= TEXTO =
---

Opinión

Sollozo

Si algo me conmueve, que todavía estoy en disposición de conmoverme, es la visión de un hombre que solloza. El llanto de un hombre, y más si se trata de un personaje público, conmociona sobremanera. Y si el zollipo, el arroyo lacrimógeno, el plañido y la llorera rompen la serenidad de un dirigente populista que ha destacado por su incapacidad para solidarizarse con el dolor ajeno, la conmoción se eleva más arriba de los cirros y los estratos. El indiscutible dirigente de Podemos, el nuevo vecino de Galapagar, el macho alfa del odio recuperado, se ha desmoronado cuando ha sabido que los honores a un policía jubilado no pueden, por ley, serle revocados. Y ante esa terrible injusticia, el líder llora, acude al moquero, seca sus lágrimas en un pañuelo de Givenchy, y deja en ridículo a Guillermo Toledo, Alberto Sanjuán y Javier Bardem en sus aspavientos cómicos. «Llorar es de hombres», dijo Napoleón. «El llanto es el último recurso de los héroes decepcionados», sentenció Metternich. «El llanto mal llevado y peor traído, es un mero paseo por el ridículo», escribió Göethe. «Llorar sin causa, además de una ordinariez, es de chachas», sugirió Edgar Neville en su estapa más contestataria. La colaboración anímica con el sollozo siempre se ha llevado mal con la buena educación y la cultura. Un hombre destrozado por una tragedia, si pertenece a las esquinas de la dignidad, jamás rompe a llorar en público. Y menos aún, por una insignificancia. Hay que analizar, con mucho respeto y medida, el motivo del llanto del hacendado Iglesias.

---

= OBJETIVO DECLARADO =
Prolonga la columna de opinión «Sollozo» a partir de su última frase.

= DATOS REGISTRADOS =
---

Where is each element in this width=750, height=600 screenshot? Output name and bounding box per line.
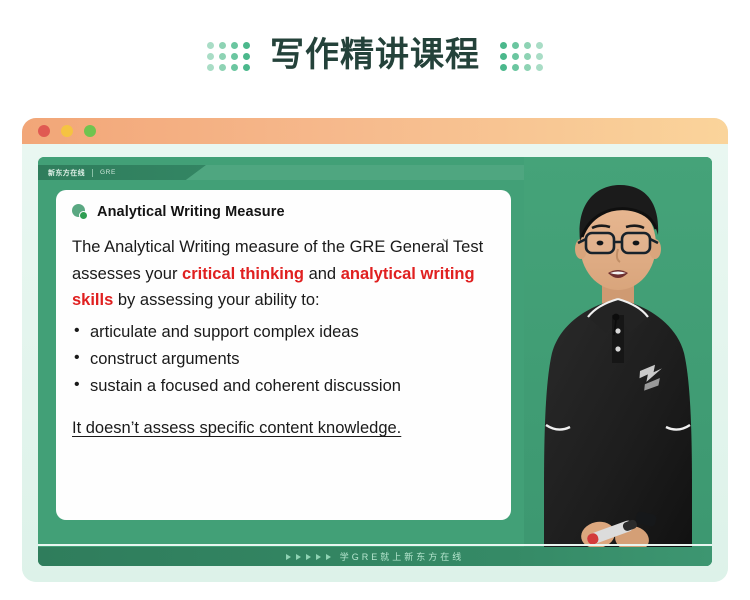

---

= RESULTADO =
A Iglesias, las posibles y no demostradas víctimas de un policía del franquismo le importan lo que a mí – y me cuesta reconocerlo–, la calidad de la cosecha de guindas en el suroeste del Senegal. ¿Qué motivó el gimoteo público de Pablo Iglesias? Creo que el deterioro del césped de su chalé en La Navata. Pocas cosas hieren más a un propietario de chalé, que la inicial alopecia de su césped. No es barato sustituirlo por una replantación. Una praderilla de cien metros cuadrados no supone un agotador desembolso dinerario. Pero dos mil metros son dos mil metros, y más aún, si hay piscina. En ese caso, las inevitables calvas, la colonización de las malas hierbas sobre el «grass» británico o el trébol entremezclado, exigen una renovación inmediata del césped chaletero. Y no es barata la renovación. En tal caso, un hombre, el más hombre de todos los hombres, puede aprovechar cualquier situación o circunstancia para desahogar la angustia del ánimo con el arroyo salado de las lágrimas. «El río salado de las despedidas», según el genial poeta latino, creador de la metáfora, Virgilio.

Este mes de mayo que culmina y muere, ha sido un mayo –al menos en Madrid–, lluvioso y marcero. En ese aspecto, la pareja del chalé infravalorado no puede quejarse. El agua estancada de la piscina durante el invierno, es casa y refugio de toda suerte de batracios. Pero el sol y el calor llegarán. Y cuando se presenten con toda su soberbia de estío, habrá que desaguar la piscina, condenar a una muerte segura a los simpáticos batracios, renovar el agua y poner en funcionamiento el motor de la depuradora. Y no se me olvida el cloro. Y toda esa transformación y dibujo nuevo que salta del agua sepia al azul cristalino, cuesta un congo. ¿No será ése, y no otro, el motivo del derrumbamiento anímico del residenciado navateño con extendida parcela? ¿Acaso no ha pensado en el hiriente desembolso que exige la hermosura multicolor de las flores estivales? Para mí, que este hombre lo está pasando fatal, aunque la compra de su chalé pueda ser calificada de auténtica ganga.

Lo que está descartado es que su llanto corresponda a unos posibles abusos cometidos cuarenta años atrás. Su abuelo, más años atrás todavía, no se comportó con humana cortesía con sus víctimas inocentes. Ese sollozo fue más de preocupación que de falsa solidaridad. No lo sé, el césped, la depuradora, la piscina, los nidos de los petirrojos o la ausencia de las ardillas.

Un chalé ofrece excesivos pesares.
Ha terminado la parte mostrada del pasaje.